§ THE REQUEST
From the data that follows, report how many lines hold the string "color", giving only the number.

§ SUPPLIED INFORMATION
-=-=-=-=-
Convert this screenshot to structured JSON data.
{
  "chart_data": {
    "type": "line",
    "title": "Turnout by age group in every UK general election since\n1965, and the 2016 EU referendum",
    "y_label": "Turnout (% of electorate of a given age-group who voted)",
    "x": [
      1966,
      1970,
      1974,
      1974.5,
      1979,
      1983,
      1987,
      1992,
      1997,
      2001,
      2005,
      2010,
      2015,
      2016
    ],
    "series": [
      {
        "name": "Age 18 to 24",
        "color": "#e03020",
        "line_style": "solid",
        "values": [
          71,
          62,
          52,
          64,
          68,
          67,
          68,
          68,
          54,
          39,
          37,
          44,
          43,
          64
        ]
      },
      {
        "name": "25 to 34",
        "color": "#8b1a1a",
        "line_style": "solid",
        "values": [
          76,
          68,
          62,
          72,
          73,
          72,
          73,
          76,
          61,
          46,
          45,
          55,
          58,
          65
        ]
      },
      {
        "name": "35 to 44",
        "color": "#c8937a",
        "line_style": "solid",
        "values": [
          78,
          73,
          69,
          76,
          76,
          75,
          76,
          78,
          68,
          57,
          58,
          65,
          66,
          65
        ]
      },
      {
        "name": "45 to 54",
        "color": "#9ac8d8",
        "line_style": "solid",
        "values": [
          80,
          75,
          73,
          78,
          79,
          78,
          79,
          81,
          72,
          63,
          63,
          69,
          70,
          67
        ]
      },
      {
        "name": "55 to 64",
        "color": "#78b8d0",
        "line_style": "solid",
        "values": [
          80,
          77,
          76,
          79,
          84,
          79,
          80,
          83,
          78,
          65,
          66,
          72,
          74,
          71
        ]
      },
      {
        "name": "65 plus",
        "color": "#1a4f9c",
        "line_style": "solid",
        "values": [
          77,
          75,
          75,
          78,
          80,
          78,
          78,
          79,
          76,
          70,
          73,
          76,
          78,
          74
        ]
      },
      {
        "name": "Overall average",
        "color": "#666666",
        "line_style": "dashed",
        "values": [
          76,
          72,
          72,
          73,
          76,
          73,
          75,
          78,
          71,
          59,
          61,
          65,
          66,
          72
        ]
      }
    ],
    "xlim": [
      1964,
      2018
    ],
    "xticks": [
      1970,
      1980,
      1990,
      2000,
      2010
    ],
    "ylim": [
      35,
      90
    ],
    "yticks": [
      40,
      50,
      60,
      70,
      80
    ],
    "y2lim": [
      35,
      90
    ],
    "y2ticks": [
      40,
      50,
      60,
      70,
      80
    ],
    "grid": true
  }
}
-=-=-=-=-
§ TASK SOLUTION
7